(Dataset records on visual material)
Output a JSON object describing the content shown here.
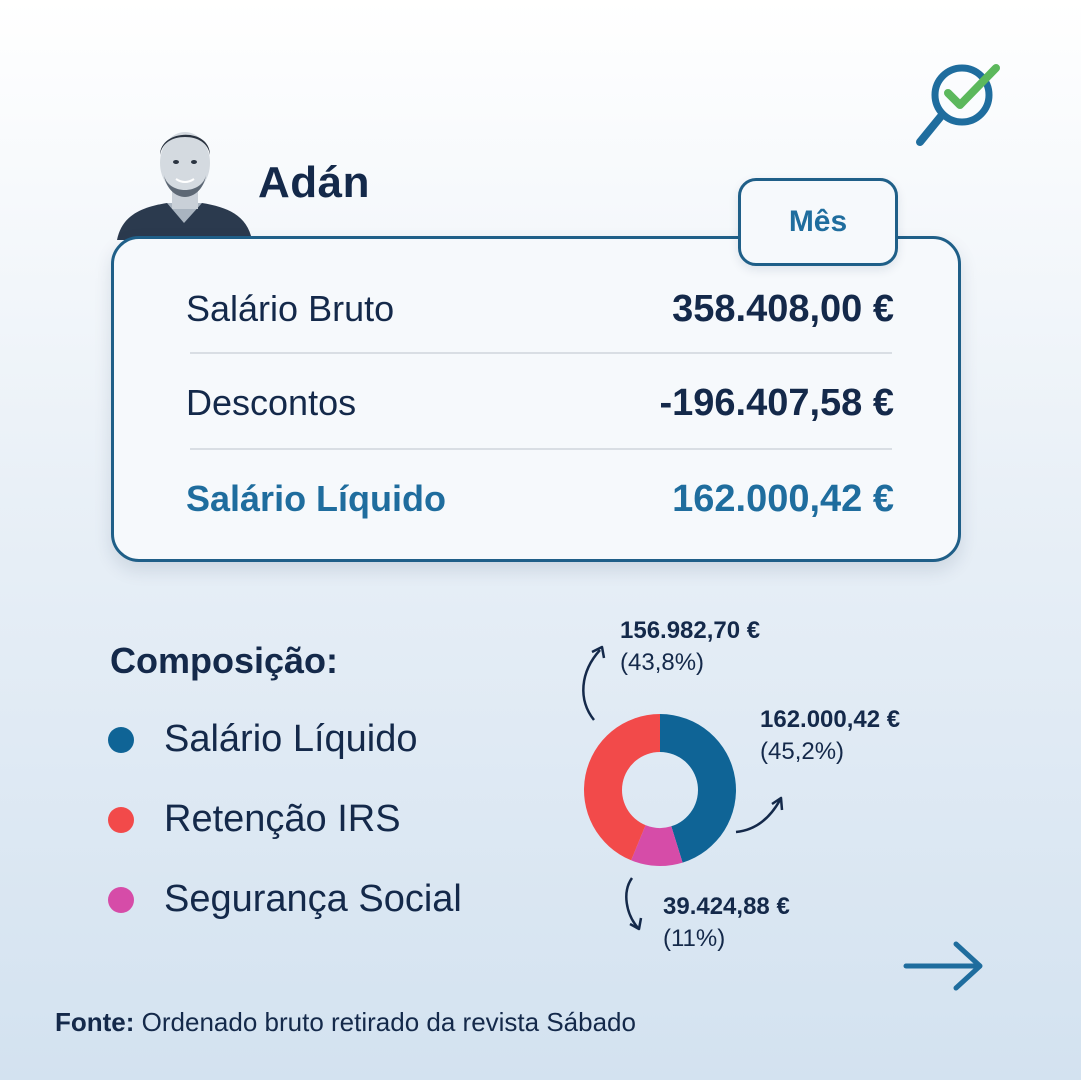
{
  "person": {
    "name": "Adán"
  },
  "period": {
    "label": "Mês"
  },
  "salary": {
    "rows": [
      {
        "label": "Salário Bruto",
        "value": "358.408,00 €"
      },
      {
        "label": "Descontos",
        "value": "-196.407,58 €"
      },
      {
        "label": "Salário Líquido",
        "value": "162.000,42 €"
      }
    ]
  },
  "composition": {
    "title": "Composição:",
    "legend": [
      {
        "label": "Salário Líquido",
        "color": "#0f6496"
      },
      {
        "label": "Retenção IRS",
        "color": "#f24a4a"
      },
      {
        "label": "Segurança Social",
        "color": "#d64ca8"
      }
    ]
  },
  "chart_data": {
    "type": "pie",
    "donut": true,
    "slices": [
      {
        "name": "Salário Líquido",
        "value": 162000.42,
        "value_label": "162.000,42 €",
        "percent_label": "(45,2%)",
        "percent": 45.2,
        "color": "#0f6496"
      },
      {
        "name": "Segurança Social",
        "value": 39424.88,
        "value_label": "39.424,88 €",
        "percent_label": "(11%)",
        "percent": 11,
        "color": "#d64ca8"
      },
      {
        "name": "Retenção IRS",
        "value": 156982.7,
        "value_label": "156.982,70 €",
        "percent_label": "(43,8%)",
        "percent": 43.8,
        "color": "#f24a4a"
      }
    ]
  },
  "source": {
    "prefix": "Fonte:",
    "text": "Ordenado bruto retirado da revista Sábado"
  },
  "icons": {
    "logo": "magnifier-check-icon",
    "next": "arrow-right-icon"
  }
}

### YOUR INSTRUCTIONS
Only lines with the string "Social" belong in your answer; copy each one.

### ANSWER
        "label": "Segurança Social",
        "name": "Segurança Social",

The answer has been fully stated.